AIM OF THE EXERCISE - Answer with a single number: the count of lines that hold "classify".

RECORDS TO PROCESS -
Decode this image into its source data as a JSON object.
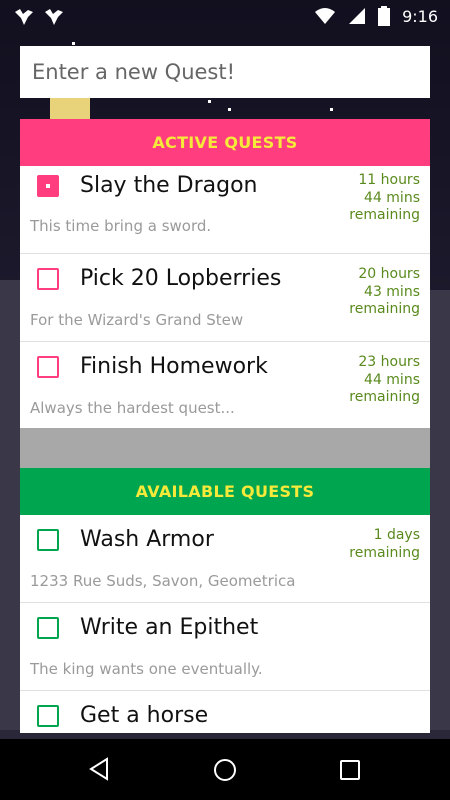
{
  "status": {
    "time": "9:16",
    "left_icons": [
      "bird-notification-icon",
      "bird-notification-icon"
    ],
    "right_icons": [
      "wifi-icon",
      "signal-icon",
      "battery-icon"
    ]
  },
  "input": {
    "placeholder": "Enter a new Quest!"
  },
  "active": {
    "header": "ACTIVE QUESTS",
    "items": [
      {
        "title": "Slay the Dragon",
        "subtitle": "This time bring a sword.",
        "time1": "11 hours",
        "time2": "44 mins",
        "time3": "remaining",
        "checked": true
      },
      {
        "title": "Pick 20 Lopberries",
        "subtitle": "For the Wizard's Grand Stew",
        "time1": "20 hours",
        "time2": "43 mins",
        "time3": "remaining",
        "checked": false
      },
      {
        "title": "Finish Homework",
        "subtitle": "Always the hardest quest...",
        "time1": "23 hours",
        "time2": "44 mins",
        "time3": "remaining",
        "checked": false
      }
    ]
  },
  "available": {
    "header": "AVAILABLE QUESTS",
    "items": [
      {
        "title": "Wash Armor",
        "subtitle": "1233 Rue Suds, Savon, Geometrica",
        "time1": "1 days",
        "time2": "remaining"
      },
      {
        "title": "Write an Epithet",
        "subtitle": "The king wants one eventually."
      },
      {
        "title": "Get a horse"
      }
    ]
  },
  "colors": {
    "active_accent": "#ff3d7f",
    "available_accent": "#00a550",
    "header_text": "#f5e93a",
    "time_text": "#5a8a1e"
  },
  "nav": {
    "icons": [
      "back-icon",
      "home-icon",
      "recents-icon"
    ]
  }
}
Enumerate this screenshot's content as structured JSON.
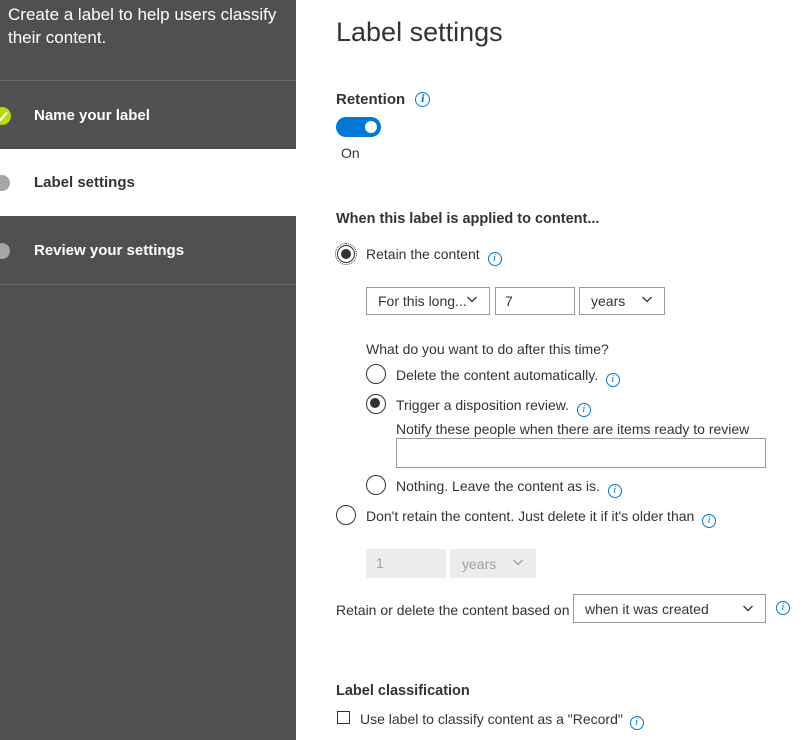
{
  "sidebar": {
    "intro": "Create a label to help users classify their content.",
    "steps": [
      {
        "label": "Name your label",
        "state": "complete"
      },
      {
        "label": "Label settings",
        "state": "current"
      },
      {
        "label": "Review your settings",
        "state": "pending"
      }
    ]
  },
  "page": {
    "title": "Label settings"
  },
  "retention": {
    "label": "Retention",
    "toggle_on": true,
    "toggle_state_text": "On"
  },
  "applied": {
    "heading": "When this label is applied to content...",
    "retain_label": "Retain the content",
    "retain_selected": true,
    "period_dropdown": "For this long...",
    "period_value": "7",
    "period_unit": "years",
    "after_question": "What do you want to do after this time?",
    "after_options": [
      {
        "label": "Delete the content automatically.",
        "selected": false
      },
      {
        "label": "Trigger a disposition review.",
        "selected": true
      },
      {
        "label": "Nothing. Leave the content as is.",
        "selected": false
      }
    ],
    "notify_label": "Notify these people when there are items ready to review",
    "notify_value": "",
    "dont_retain_label": "Don't retain the content. Just delete it if it's older than",
    "dont_retain_selected": false,
    "delete_value": "1",
    "delete_unit": "years",
    "based_on_label": "Retain or delete the content based on",
    "based_on_value": "when it was created"
  },
  "classification": {
    "heading": "Label classification",
    "record_label": "Use label to classify content as a \"Record\"",
    "record_checked": false
  },
  "colors": {
    "sidebar_bg": "#505050",
    "accent": "#0078d4",
    "complete_green": "#bad80a",
    "pending_dot": "#a6a6a6"
  }
}
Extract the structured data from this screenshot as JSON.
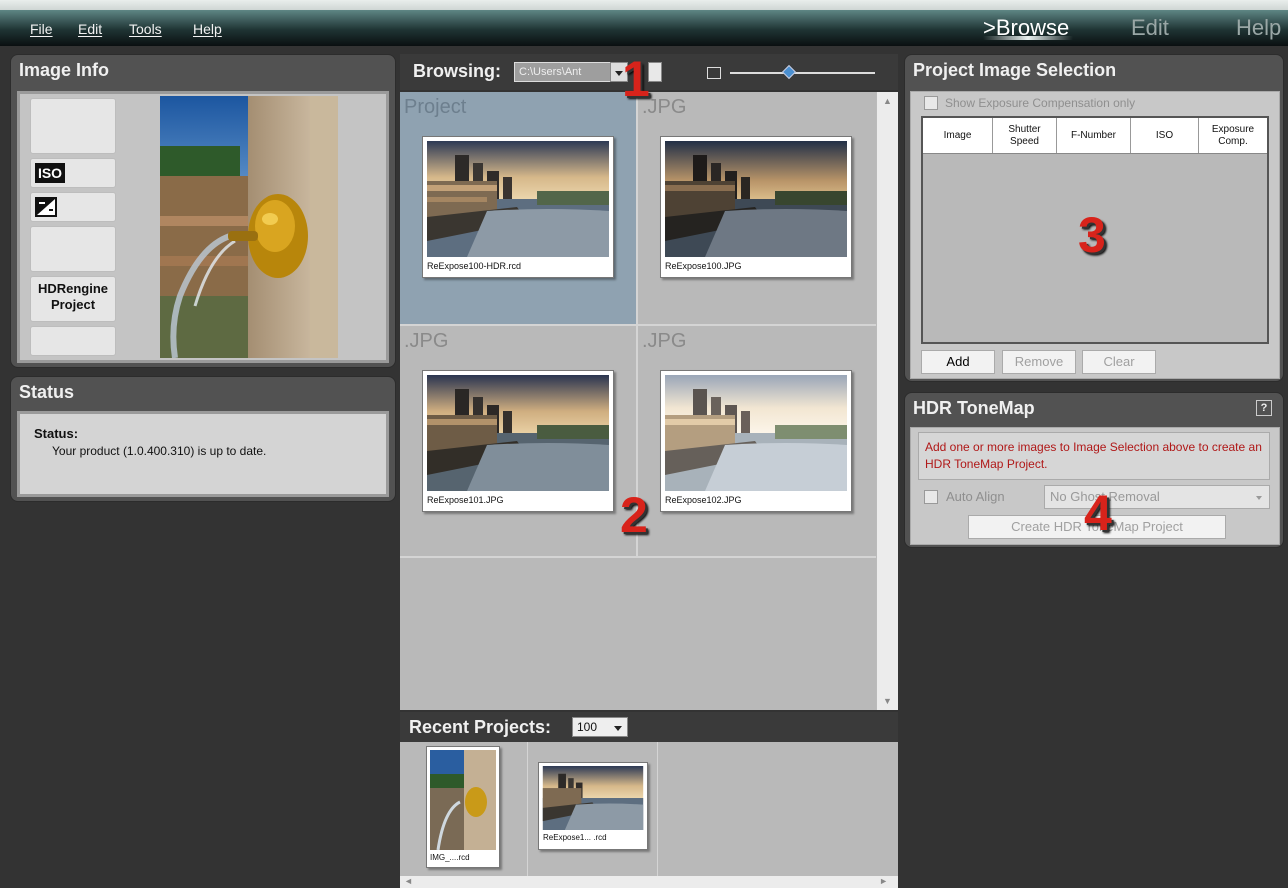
{
  "menu": {
    "items": [
      "File",
      "Edit",
      "Tools",
      "Help"
    ]
  },
  "nav": {
    "browse": ">Browse",
    "edit": "Edit",
    "help": "Help"
  },
  "image_info": {
    "title": "Image Info",
    "iso_icon": "ISO",
    "exposure_icon": "exposure-compensation-icon",
    "project_type": "HDRengine Project"
  },
  "status": {
    "title": "Status",
    "label": "Status:",
    "message": "Your product (1.0.400.310) is up to date."
  },
  "browsing": {
    "label": "Browsing:",
    "path": "C:\\Users\\Ant",
    "cells": [
      {
        "type": "Project",
        "filename": "ReExpose100-HDR.rcd",
        "selected": true
      },
      {
        "type": ".JPG",
        "filename": "ReExpose100.JPG",
        "selected": false
      },
      {
        "type": ".JPG",
        "filename": "ReExpose101.JPG",
        "selected": false
      },
      {
        "type": ".JPG",
        "filename": "ReExpose102.JPG",
        "selected": false
      }
    ]
  },
  "recent": {
    "label": "Recent Projects:",
    "count": "100",
    "items": [
      {
        "caption": "IMG_....rcd"
      },
      {
        "caption": "ReExpose1... .rcd"
      }
    ]
  },
  "project_selection": {
    "title": "Project Image Selection",
    "checkbox_label": "Show Exposure Compensation only",
    "columns": [
      "Image",
      "Shutter Speed",
      "F-Number",
      "ISO",
      "Exposure Comp."
    ],
    "add": "Add",
    "remove": "Remove",
    "clear": "Clear"
  },
  "tonemap": {
    "title": "HDR ToneMap",
    "help": "?",
    "message": "Add one or more images to Image Selection above to create an HDR ToneMap Project.",
    "auto_align": "Auto Align",
    "ghost": "No Ghost Removal",
    "create": "Create HDR ToneMap Project"
  },
  "markers": [
    "1",
    "2",
    "3",
    "4"
  ],
  "colors": {
    "marker": "#d8231b",
    "selected_cell": "#8fa2b1",
    "warning_text": "#b01818"
  }
}
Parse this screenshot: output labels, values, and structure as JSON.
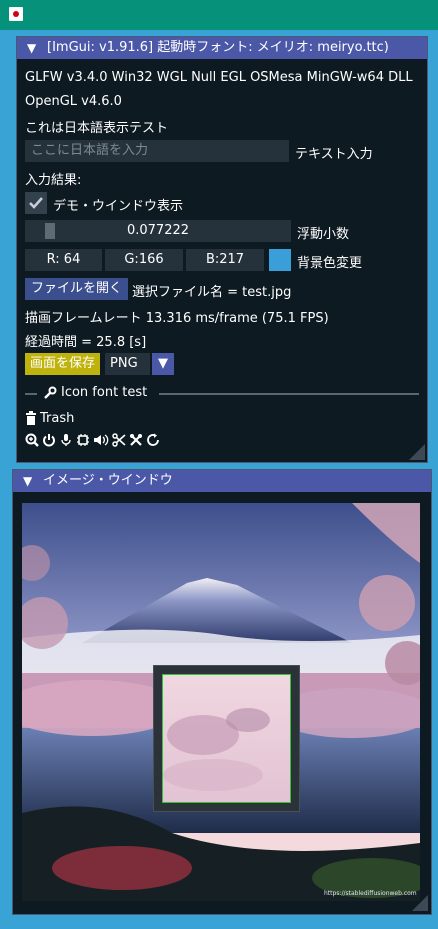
{
  "window": {
    "app_icon": "japan-flag-icon"
  },
  "main_window": {
    "title": "[ImGui: v1.91.6] 起動時フォント: メイリオ: meiryo.ttc)",
    "line1": "GLFW v3.4.0 Win32 WGL Null EGL OSMesa MinGW-w64 DLL",
    "line2": "OpenGL v4.6.0",
    "line3": "これは日本語表示テスト",
    "text_input": {
      "placeholder": "ここに日本語を入力",
      "label": "テキスト入力"
    },
    "input_result_label": "入力結果:",
    "demo_checkbox": {
      "label": "デモ・ウインドウ表示",
      "checked": true
    },
    "float_slider": {
      "value": "0.077222",
      "label": "浮動小数"
    },
    "color": {
      "r": "R: 64",
      "g": "G:166",
      "b": "B:217",
      "label": "背景色変更",
      "swatch": "#3a9fd8"
    },
    "file": {
      "button": "ファイルを開く",
      "selected": "選択ファイル名 = test.jpg"
    },
    "frame_rate": "描画フレームレート  13.316 ms/frame (75.1 FPS)",
    "elapsed": "経過時間 = 25.8 [s]",
    "save": {
      "button": "画面を保存",
      "format": "PNG"
    },
    "icon_section": {
      "label": "Icon font test",
      "trash_label": "Trash"
    },
    "icons": [
      "zoom-in-icon",
      "power-icon",
      "microphone-icon",
      "chip-icon",
      "volume-icon",
      "scissors-icon",
      "tools-icon",
      "refresh-icon"
    ]
  },
  "image_window": {
    "title": "イメージ・ウインドウ",
    "watermark": "https://stablediffusionweb.com"
  },
  "colors": {
    "title_bar": "#05917a",
    "background": "#3aa3d6",
    "window_title": "#4b58a8",
    "save_button": "#bfb20c"
  }
}
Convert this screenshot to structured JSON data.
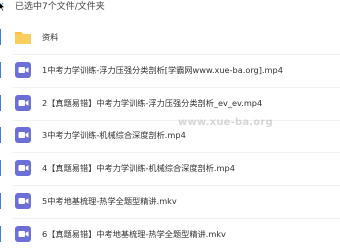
{
  "header": {
    "selection_text": "已选中7个文件/文件夹"
  },
  "watermark": "www.xue-ba.org",
  "colors": {
    "accent": "#3b7de8",
    "folder": "#f6c146",
    "video_icon": "#6b6fd6"
  },
  "items": [
    {
      "type": "folder",
      "icon": "folder-icon",
      "name": "资料"
    },
    {
      "type": "video",
      "icon": "video-icon",
      "name": "1中考力学训练-浮力压强分类剖析[学霸网www.xue-ba.org].mp4"
    },
    {
      "type": "video",
      "icon": "video-icon",
      "name": "2【真题易错】中考力学训练-浮力压强分类剖析_ev_ev.mp4"
    },
    {
      "type": "video",
      "icon": "video-icon",
      "name": "3中考力学训练-机械综合深度剖析.mp4"
    },
    {
      "type": "video",
      "icon": "video-icon",
      "name": "4【真题易错】中考力学训练-机械综合深度剖析.mp4"
    },
    {
      "type": "video",
      "icon": "video-icon",
      "name": "5中考地基梳理-热学全题型精讲.mkv"
    },
    {
      "type": "video",
      "icon": "video-icon",
      "name": "6【真题易错】中考地基梳理-热学全题型精讲.mkv"
    }
  ]
}
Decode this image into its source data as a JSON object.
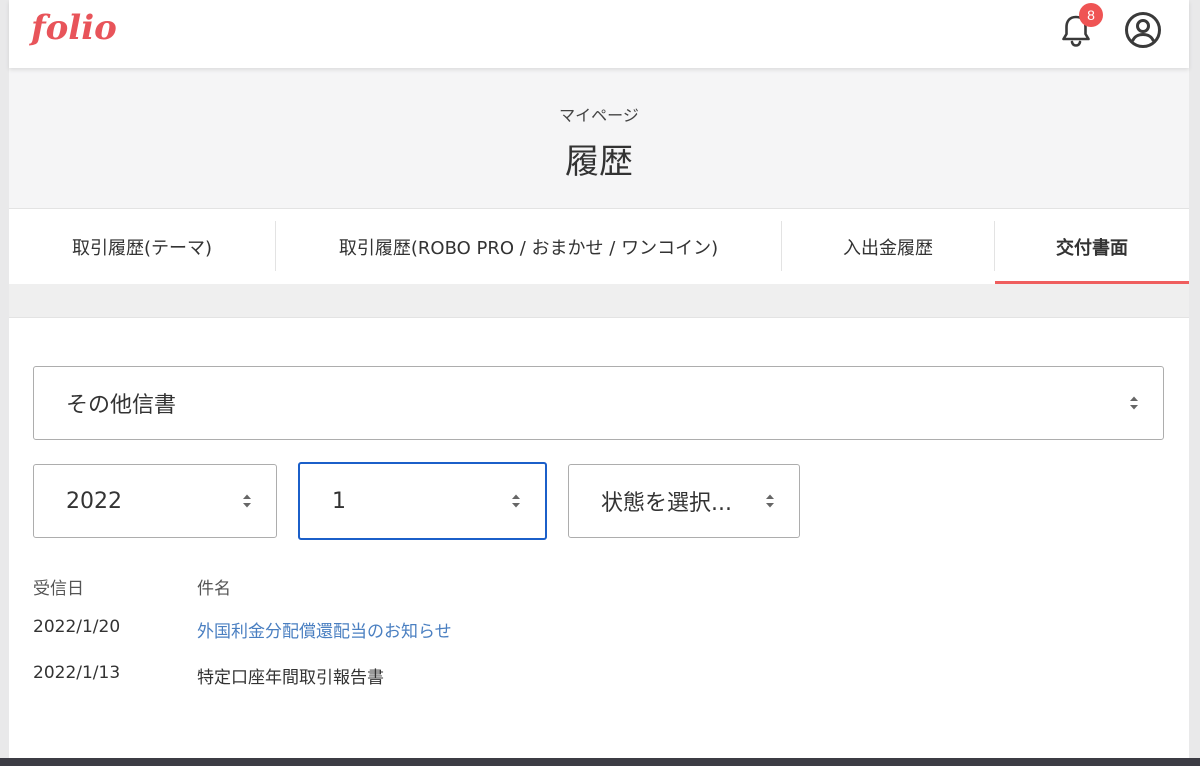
{
  "header": {
    "logo": "folio",
    "notification_count": "8"
  },
  "page_header": {
    "subtitle": "マイページ",
    "title": "履歴"
  },
  "tabs": [
    {
      "label": "取引履歴(テーマ)",
      "active": false
    },
    {
      "label": "取引履歴(ROBO PRO / おまかせ / ワンコイン)",
      "active": false
    },
    {
      "label": "入出金履歴",
      "active": false
    },
    {
      "label": "交付書面",
      "active": true
    }
  ],
  "filters": {
    "document_type": "その他信書",
    "year": "2022",
    "month": "1",
    "status": "状態を選択..."
  },
  "list": {
    "headers": {
      "date": "受信日",
      "subject": "件名"
    },
    "rows": [
      {
        "date": "2022/1/20",
        "subject": "外国利金分配償還配当のお知らせ",
        "link": true
      },
      {
        "date": "2022/1/13",
        "subject": "特定口座年間取引報告書",
        "link": false
      }
    ]
  },
  "colors": {
    "brand": "#e8545a",
    "tab_underline": "#ef5e5e",
    "link": "#4a7fc1",
    "focus": "#1b5fc9"
  }
}
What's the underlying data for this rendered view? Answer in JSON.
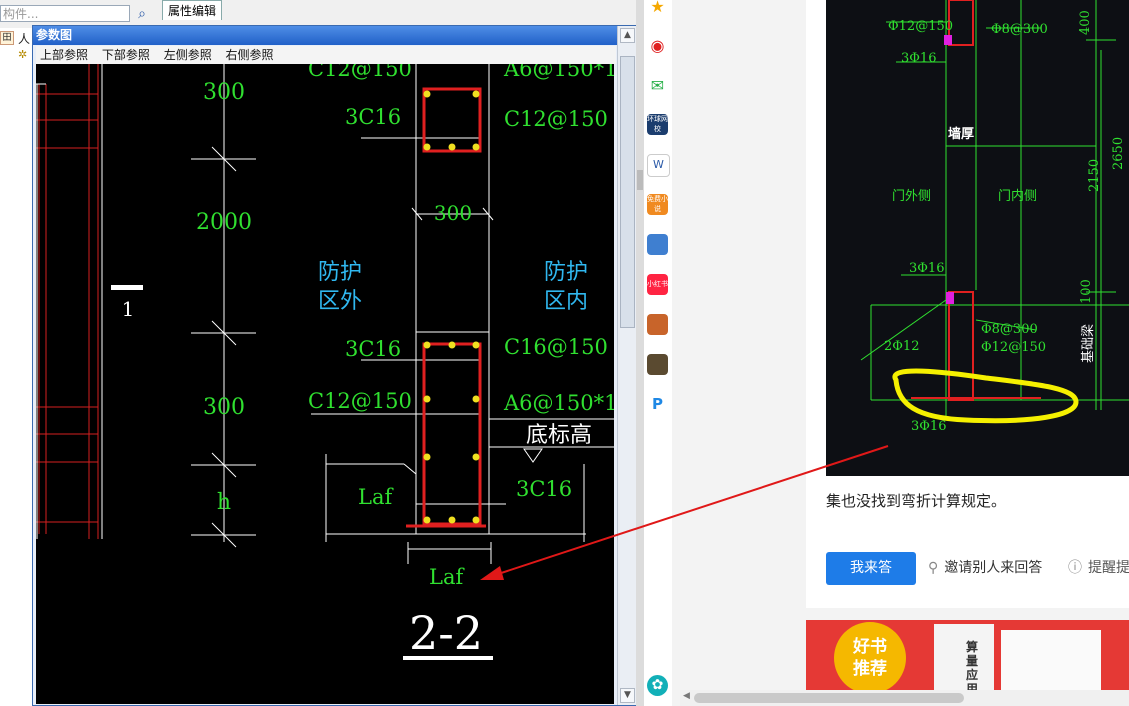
{
  "left_app": {
    "search_placeholder": "构件...",
    "search_icon": "magnifier-icon",
    "prop_tab": "属性编辑",
    "tree_label": "人"
  },
  "dialog": {
    "title": "参数图",
    "menu": [
      "上部参照",
      "下部参照",
      "左侧参照",
      "右侧参照"
    ],
    "drawing": {
      "dims": [
        "300",
        "2000",
        "300",
        "h",
        "300"
      ],
      "marker": "1",
      "zone_outside": [
        "防护",
        "区外"
      ],
      "zone_inside": [
        "防护",
        "区内"
      ],
      "labels_top": [
        "C12@150",
        "A6@150*1",
        "3C16",
        "C12@150"
      ],
      "labels_bottom": [
        "3C16",
        "C16@150",
        "C12@150",
        "A6@150*1",
        "底标高",
        "3C16"
      ],
      "laf": [
        "Laf",
        "Laf"
      ],
      "section": "2-2"
    }
  },
  "browser": {
    "cad": {
      "labels": [
        "Φ12@150",
        "Φ8@300",
        "3Φ16",
        "400",
        "墙厚",
        "门外侧",
        "门内侧",
        "2150",
        "2650",
        "3Φ16",
        "100",
        "Φ8@300",
        "Φ12@150",
        "2Φ12",
        "基础梁",
        "3Φ16"
      ]
    },
    "answer_text": "集也没找到弯折计算规定。",
    "answer_button": "我来答",
    "invite_label": "邀请别人来回答",
    "remind_label": "提醒提",
    "banner_badge": [
      "好书",
      "推荐"
    ],
    "banner_text": [
      "算",
      "量",
      "应",
      "用"
    ]
  },
  "dock": {
    "icons": [
      "star-icon",
      "weibo-icon",
      "mail-icon",
      "huanqiu-icon",
      "word-icon",
      "novel-icon",
      "game-icon",
      "xiaohongshu-icon",
      "game2-icon",
      "game3-icon",
      "pdf-icon",
      "assistant-icon"
    ],
    "icon_texts": [
      "环球网校",
      "免费小说",
      "小红书"
    ]
  }
}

SOLUTION TO THE PROBLEM - 2